● DATA ROWS

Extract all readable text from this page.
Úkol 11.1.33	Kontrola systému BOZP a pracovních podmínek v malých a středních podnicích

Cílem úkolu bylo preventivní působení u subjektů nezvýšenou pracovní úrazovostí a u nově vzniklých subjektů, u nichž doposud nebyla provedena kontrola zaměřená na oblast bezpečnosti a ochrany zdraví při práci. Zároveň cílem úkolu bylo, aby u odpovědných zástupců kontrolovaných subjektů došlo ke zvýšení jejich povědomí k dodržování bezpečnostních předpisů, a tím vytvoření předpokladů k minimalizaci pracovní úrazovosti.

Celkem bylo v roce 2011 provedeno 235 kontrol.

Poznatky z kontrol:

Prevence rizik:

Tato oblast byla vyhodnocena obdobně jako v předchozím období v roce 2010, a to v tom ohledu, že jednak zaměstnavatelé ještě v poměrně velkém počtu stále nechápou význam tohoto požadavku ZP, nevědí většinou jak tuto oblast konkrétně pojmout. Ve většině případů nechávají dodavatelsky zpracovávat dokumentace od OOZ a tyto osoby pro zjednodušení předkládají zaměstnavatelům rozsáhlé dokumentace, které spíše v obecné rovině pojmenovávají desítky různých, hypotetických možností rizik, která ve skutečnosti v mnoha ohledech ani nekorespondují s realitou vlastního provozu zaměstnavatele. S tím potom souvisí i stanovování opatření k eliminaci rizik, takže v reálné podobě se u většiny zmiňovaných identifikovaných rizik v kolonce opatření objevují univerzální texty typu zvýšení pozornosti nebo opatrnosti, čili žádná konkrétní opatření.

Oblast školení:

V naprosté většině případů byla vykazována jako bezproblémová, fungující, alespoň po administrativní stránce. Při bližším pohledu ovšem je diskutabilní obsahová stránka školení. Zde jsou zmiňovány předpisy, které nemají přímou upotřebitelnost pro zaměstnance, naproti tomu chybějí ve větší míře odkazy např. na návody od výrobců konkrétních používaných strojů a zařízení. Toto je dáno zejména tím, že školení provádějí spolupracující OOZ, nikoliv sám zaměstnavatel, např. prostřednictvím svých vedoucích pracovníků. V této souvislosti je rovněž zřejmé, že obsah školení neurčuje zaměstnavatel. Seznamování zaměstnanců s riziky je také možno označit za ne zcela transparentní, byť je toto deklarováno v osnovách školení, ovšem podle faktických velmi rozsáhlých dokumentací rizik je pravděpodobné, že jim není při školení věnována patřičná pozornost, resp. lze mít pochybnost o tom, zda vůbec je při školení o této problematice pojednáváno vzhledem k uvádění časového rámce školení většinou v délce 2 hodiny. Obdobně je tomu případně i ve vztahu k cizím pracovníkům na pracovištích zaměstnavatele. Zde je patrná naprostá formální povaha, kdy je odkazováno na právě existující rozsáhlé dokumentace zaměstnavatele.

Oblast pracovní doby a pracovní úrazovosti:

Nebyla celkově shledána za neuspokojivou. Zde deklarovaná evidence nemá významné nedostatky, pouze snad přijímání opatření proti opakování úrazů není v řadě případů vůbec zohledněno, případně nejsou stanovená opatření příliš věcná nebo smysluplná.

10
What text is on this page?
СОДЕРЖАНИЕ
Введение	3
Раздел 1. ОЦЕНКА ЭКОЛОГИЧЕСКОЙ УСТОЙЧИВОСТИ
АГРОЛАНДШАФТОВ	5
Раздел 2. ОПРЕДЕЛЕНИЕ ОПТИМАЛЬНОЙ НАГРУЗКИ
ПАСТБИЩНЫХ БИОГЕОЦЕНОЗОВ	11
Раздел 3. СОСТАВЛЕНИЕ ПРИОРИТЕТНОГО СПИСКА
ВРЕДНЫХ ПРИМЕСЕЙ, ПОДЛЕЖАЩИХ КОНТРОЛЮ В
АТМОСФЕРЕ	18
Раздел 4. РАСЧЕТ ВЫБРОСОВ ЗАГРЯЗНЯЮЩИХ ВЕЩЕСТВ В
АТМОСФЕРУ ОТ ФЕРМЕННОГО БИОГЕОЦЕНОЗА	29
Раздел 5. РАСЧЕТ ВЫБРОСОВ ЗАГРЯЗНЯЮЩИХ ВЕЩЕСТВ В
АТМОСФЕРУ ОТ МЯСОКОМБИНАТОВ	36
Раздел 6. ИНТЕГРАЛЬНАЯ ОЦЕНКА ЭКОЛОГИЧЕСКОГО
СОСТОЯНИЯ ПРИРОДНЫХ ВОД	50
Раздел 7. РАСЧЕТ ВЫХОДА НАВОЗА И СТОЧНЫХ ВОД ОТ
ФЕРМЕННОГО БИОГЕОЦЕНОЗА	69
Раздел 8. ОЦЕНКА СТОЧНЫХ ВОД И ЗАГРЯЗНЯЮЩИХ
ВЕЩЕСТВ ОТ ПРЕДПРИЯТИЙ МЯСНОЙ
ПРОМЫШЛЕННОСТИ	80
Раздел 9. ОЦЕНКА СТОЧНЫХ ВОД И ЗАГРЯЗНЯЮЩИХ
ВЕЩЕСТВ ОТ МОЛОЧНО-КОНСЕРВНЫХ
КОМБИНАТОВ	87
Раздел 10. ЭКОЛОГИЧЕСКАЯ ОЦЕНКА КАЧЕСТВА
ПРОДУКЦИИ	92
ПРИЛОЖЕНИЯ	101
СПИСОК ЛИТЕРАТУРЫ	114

● GIVEN REQUEST
Output the records verbatim, from the first line to the last.

● WORKED ANSWER
Extract all readable text from this page.
Úkol 11.1.33	Kontrola systému BOZP a pracovních podmínek v malých a středních podnicích

Cílem úkolu bylo preventivní působení u subjektů nezvýšenou pracovní úrazovostí a u nově vzniklých subjektů, u nichž doposud nebyla provedena kontrola zaměřená na oblast bezpečnosti a ochrany zdraví při práci. Zároveň cílem úkolu bylo, aby u odpovědných zástupců kontrolovaných subjektů došlo ke zvýšení jejich povědomí k dodržování bezpečnostních předpisů, a tím vytvoření předpokladů k minimalizaci pracovní úrazovosti.

Celkem bylo v roce 2011 provedeno 235 kontrol.

Poznatky z kontrol:

Prevence rizik:

Tato oblast byla vyhodnocena obdobně jako v předchozím období v roce 2010, a to v tom ohledu, že jednak zaměstnavatelé ještě v poměrně velkém počtu stále nechápou význam tohoto požadavku ZP, nevědí většinou jak tuto oblast konkrétně pojmout. Ve většině případů nechávají dodavatelsky zpracovávat dokumentace od OOZ a tyto osoby pro zjednodušení předkládají zaměstnavatelům rozsáhlé dokumentace, které spíše v obecné rovině pojmenovávají desítky různých, hypotetických možností rizik, která ve skutečnosti v mnoha ohledech ani nekorespondují s realitou vlastního provozu zaměstnavatele. S tím potom souvisí i stanovování opatření k eliminaci rizik, takže v reálné podobě se u většiny zmiňovaných identifikovaných rizik v kolonce opatření objevují univerzální texty typu zvýšení pozornosti nebo opatrnosti, čili žádná konkrétní opatření.

Oblast školení:

V naprosté většině případů byla vykazována jako bezproblémová, fungující, alespoň po administrativní stránce. Při bližším pohledu ovšem je diskutabilní obsahová stránka školení. Zde jsou zmiňovány předpisy, které nemají přímou upotřebitelnost pro zaměstnance, naproti tomu chybějí ve větší míře odkazy např. na návody od výrobců konkrétních používaných strojů a zařízení. Toto je dáno zejména tím, že školení provádějí spolupracující OOZ, nikoliv sám zaměstnavatel, např. prostřednictvím svých vedoucích pracovníků. V této souvislosti je rovněž zřejmé, že obsah školení neurčuje zaměstnavatel. Seznamování zaměstnanců s riziky je také možno označit za ne zcela transparentní, byť je toto deklarováno v osnovách školení, ovšem podle faktických velmi rozsáhlých dokumentací rizik je pravděpodobné, že jim není při školení věnována patřičná pozornost, resp. lze mít pochybnost o tom, zda vůbec je při školení o této problematice pojednáváno vzhledem k uvádění časového rámce školení většinou v délce 2 hodiny. Obdobně je tomu případně i ve vztahu k cizím pracovníkům na pracovištích zaměstnavatele. Zde je patrná naprostá formální povaha, kdy je odkazováno na právě existující rozsáhlé dokumentace zaměstnavatele.

Oblast pracovní doby a pracovní úrazovosti:

Nebyla celkově shledána za neuspokojivou. Zde deklarovaná evidence nemá významné nedostatky, pouze snad přijímání opatření proti opakování úrazů není v řadě případů vůbec zohledněno, případně nejsou stanovená opatření příliš věcná nebo smysluplná.

10
What text is on this page?
СОДЕРЖАНИЕ
Введение	3
Раздел 1. ОЦЕНКА ЭКОЛОГИЧЕСКОЙ УСТОЙЧИВОСТИ
АГРОЛАНДШАФТОВ	5
Раздел 2. ОПРЕДЕЛЕНИЕ ОПТИМАЛЬНОЙ НАГРУЗКИ
ПАСТБИЩНЫХ БИОГЕОЦЕНОЗОВ	11
Раздел 3. СОСТАВЛЕНИЕ ПРИОРИТЕТНОГО СПИСКА
ВРЕДНЫХ ПРИМЕСЕЙ, ПОДЛЕЖАЩИХ КОНТРОЛЮ В
АТМОСФЕРЕ	18
Раздел 4. РАСЧЕТ ВЫБРОСОВ ЗАГРЯЗНЯЮЩИХ ВЕЩЕСТВ В
АТМОСФЕРУ ОТ ФЕРМЕННОГО БИОГЕОЦЕНОЗА	29
Раздел 5. РАСЧЕТ ВЫБРОСОВ ЗАГРЯЗНЯЮЩИХ ВЕЩЕСТВ В
АТМОСФЕРУ ОТ МЯСОКОМБИНАТОВ	36
Раздел 6. ИНТЕГРАЛЬНАЯ ОЦЕНКА ЭКОЛОГИЧЕСКОГО
СОСТОЯНИЯ ПРИРОДНЫХ ВОД	50
Раздел 7. РАСЧЕТ ВЫХОДА НАВОЗА И СТОЧНЫХ ВОД ОТ
ФЕРМЕННОГО БИОГЕОЦЕНОЗА	69
Раздел 8. ОЦЕНКА СТОЧНЫХ ВОД И ЗАГРЯЗНЯЮЩИХ
ВЕЩЕСТВ ОТ ПРЕДПРИЯТИЙ МЯСНОЙ
ПРОМЫШЛЕННОСТИ	80
Раздел 9. ОЦЕНКА СТОЧНЫХ ВОД И ЗАГРЯЗНЯЮЩИХ
ВЕЩЕСТВ ОТ МОЛОЧНО-КОНСЕРВНЫХ
КОМБИНАТОВ	87
Раздел 10. ЭКОЛОГИЧЕСКАЯ ОЦЕНКА КАЧЕСТВА
ПРОДУКЦИИ	92
ПРИЛОЖЕНИЯ	101
СПИСОК ЛИТЕРАТУРЫ	114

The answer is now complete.